» **TASK STATEMENT**
Reproduce every record below exactly as written, but leave out any pictures.

|---|

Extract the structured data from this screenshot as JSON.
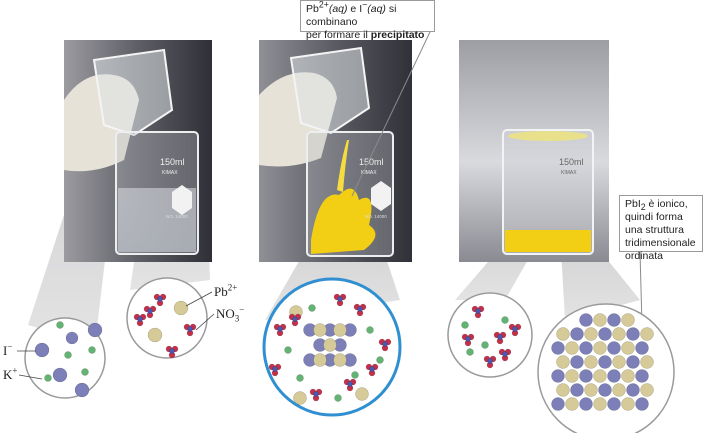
{
  "callouts": {
    "combine": {
      "part1": "Pb",
      "sup1": "2+",
      "aq1": "(aq)",
      "mid": " e I",
      "sup2": "−",
      "aq2": "(aq)",
      "end": " si combinano",
      "line2": "per formare il ",
      "bold": "precipitato"
    },
    "ionic": {
      "pb": "PbI",
      "sub": "2",
      "rest": " è ionico, quindi forma una struttura tridimensionale ordinata"
    }
  },
  "beaker": {
    "volume": "150ml",
    "brand": "KIMAX",
    "serial": "NO. 14000"
  },
  "ion_labels": {
    "iodide": {
      "base": "I",
      "charge": "−"
    },
    "potassium": {
      "base": "K",
      "charge": "+"
    },
    "lead": {
      "base": "Pb",
      "charge": "2+"
    },
    "nitrate": {
      "base": "NO",
      "sub": "3",
      "charge": "−"
    }
  },
  "colors": {
    "iodide": "#7d80b8",
    "potassium": "#63b372",
    "lead": "#d6ca98",
    "nitrate_n": "#4a58b0",
    "nitrate_o": "#c4304a",
    "precipitate": "#f2cf14",
    "highlight_circle_border": "#2f8fd0"
  }
}
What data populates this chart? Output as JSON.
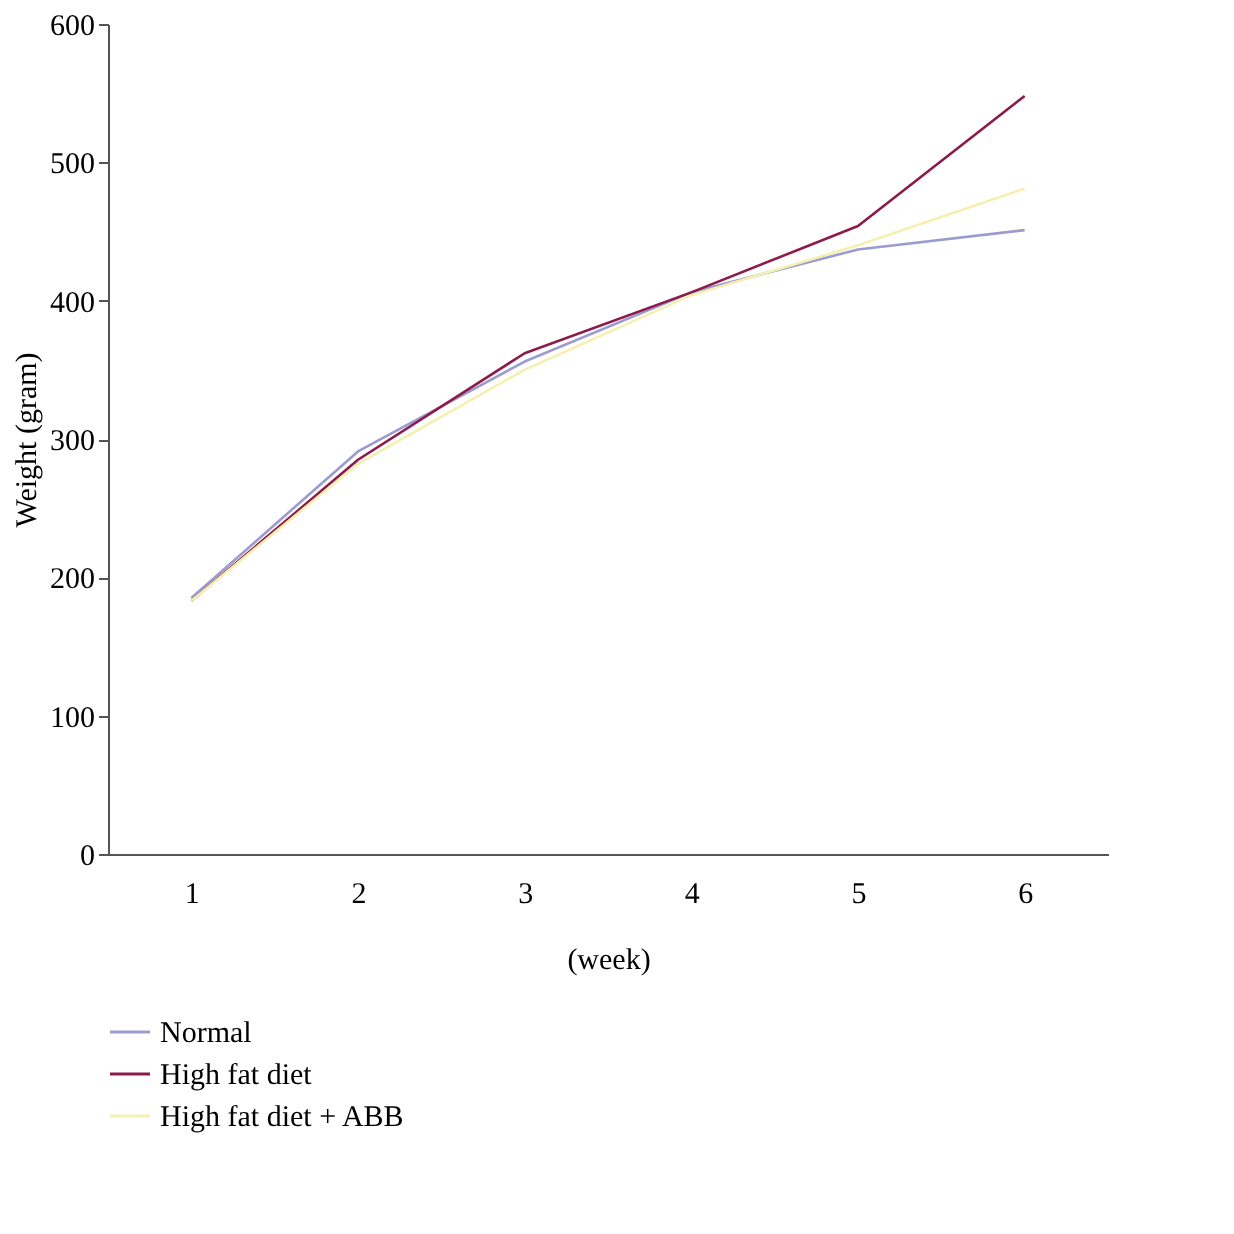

|---|

» **SOLUTION TO THE PROBLEM**
Extract the structured data from this screenshot as JSON.
{
  "callouts": {
    "combine": {
      "part1": "Pb",
      "sup1": "2+",
      "aq1": "(aq)",
      "mid": " e I",
      "sup2": "−",
      "aq2": "(aq)",
      "end": " si combinano",
      "line2": "per formare il ",
      "bold": "precipitato"
    },
    "ionic": {
      "pb": "PbI",
      "sub": "2",
      "rest": " è ionico, quindi forma una struttura tridimensionale ordinata"
    }
  },
  "beaker": {
    "volume": "150ml",
    "brand": "KIMAX",
    "serial": "NO. 14000"
  },
  "ion_labels": {
    "iodide": {
      "base": "I",
      "charge": "−"
    },
    "potassium": {
      "base": "K",
      "charge": "+"
    },
    "lead": {
      "base": "Pb",
      "charge": "2+"
    },
    "nitrate": {
      "base": "NO",
      "sub": "3",
      "charge": "−"
    }
  },
  "colors": {
    "iodide": "#7d80b8",
    "potassium": "#63b372",
    "lead": "#d6ca98",
    "nitrate_n": "#4a58b0",
    "nitrate_o": "#c4304a",
    "precipitate": "#f2cf14",
    "highlight_circle_border": "#2f8fd0"
  }
}
What data populates this chart? Output as JSON.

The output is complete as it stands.